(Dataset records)
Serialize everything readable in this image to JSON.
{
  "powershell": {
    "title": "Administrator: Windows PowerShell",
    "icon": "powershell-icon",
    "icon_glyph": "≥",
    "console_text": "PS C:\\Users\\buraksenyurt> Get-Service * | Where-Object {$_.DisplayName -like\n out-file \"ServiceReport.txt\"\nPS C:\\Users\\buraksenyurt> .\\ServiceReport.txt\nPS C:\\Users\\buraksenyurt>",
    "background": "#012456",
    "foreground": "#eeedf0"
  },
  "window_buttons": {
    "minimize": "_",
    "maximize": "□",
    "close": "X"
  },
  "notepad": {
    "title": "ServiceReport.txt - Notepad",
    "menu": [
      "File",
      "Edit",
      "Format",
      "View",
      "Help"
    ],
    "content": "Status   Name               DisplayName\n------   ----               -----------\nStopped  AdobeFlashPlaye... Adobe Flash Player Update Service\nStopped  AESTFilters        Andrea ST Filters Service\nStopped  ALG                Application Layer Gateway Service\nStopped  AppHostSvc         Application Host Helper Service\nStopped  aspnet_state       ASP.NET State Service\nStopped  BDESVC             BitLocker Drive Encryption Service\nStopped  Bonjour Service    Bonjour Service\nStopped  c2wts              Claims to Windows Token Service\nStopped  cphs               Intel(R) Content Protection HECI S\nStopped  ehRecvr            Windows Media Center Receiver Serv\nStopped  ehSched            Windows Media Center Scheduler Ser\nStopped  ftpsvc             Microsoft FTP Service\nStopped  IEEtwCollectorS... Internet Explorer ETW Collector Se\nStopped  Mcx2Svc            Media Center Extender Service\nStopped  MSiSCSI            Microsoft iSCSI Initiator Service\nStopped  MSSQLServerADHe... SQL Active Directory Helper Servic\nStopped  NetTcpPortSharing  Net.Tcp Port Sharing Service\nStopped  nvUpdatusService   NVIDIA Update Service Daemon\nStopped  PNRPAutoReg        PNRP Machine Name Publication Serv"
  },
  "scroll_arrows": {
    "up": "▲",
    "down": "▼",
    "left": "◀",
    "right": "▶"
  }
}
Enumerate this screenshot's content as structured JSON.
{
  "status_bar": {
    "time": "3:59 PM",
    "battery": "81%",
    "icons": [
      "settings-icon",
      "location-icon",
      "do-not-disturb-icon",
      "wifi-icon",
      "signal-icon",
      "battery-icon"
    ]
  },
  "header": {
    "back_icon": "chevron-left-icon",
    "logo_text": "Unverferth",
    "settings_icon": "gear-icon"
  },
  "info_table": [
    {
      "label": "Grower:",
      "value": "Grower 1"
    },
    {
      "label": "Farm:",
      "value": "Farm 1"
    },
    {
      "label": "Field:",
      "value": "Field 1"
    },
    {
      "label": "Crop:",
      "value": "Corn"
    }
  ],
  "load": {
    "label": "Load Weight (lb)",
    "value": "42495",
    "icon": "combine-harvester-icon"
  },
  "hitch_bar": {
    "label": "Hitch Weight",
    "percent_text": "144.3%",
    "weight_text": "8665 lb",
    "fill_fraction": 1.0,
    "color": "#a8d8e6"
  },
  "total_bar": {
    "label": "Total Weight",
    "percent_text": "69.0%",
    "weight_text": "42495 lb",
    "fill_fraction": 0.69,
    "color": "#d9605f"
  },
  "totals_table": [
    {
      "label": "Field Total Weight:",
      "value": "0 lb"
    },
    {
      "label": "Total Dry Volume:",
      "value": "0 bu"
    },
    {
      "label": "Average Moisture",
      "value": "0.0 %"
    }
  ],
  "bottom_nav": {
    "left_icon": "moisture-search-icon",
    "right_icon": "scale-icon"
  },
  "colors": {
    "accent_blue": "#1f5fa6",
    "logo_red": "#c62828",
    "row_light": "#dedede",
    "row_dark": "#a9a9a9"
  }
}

= Exercise requirements =
From the records given above, copy all lines containing "label".

= Right answer =
      "label": "Grower:",
      "label": "Farm:",
      "label": "Field:",
      "label": "Crop:",
    "label": "Load Weight (lb)",
    "label": "Hitch Weight",
    "label": "Total Weight",
      "label": "Field Total Weight:",
      "label": "Total Dry Volume:",
      "label": "Average Moisture",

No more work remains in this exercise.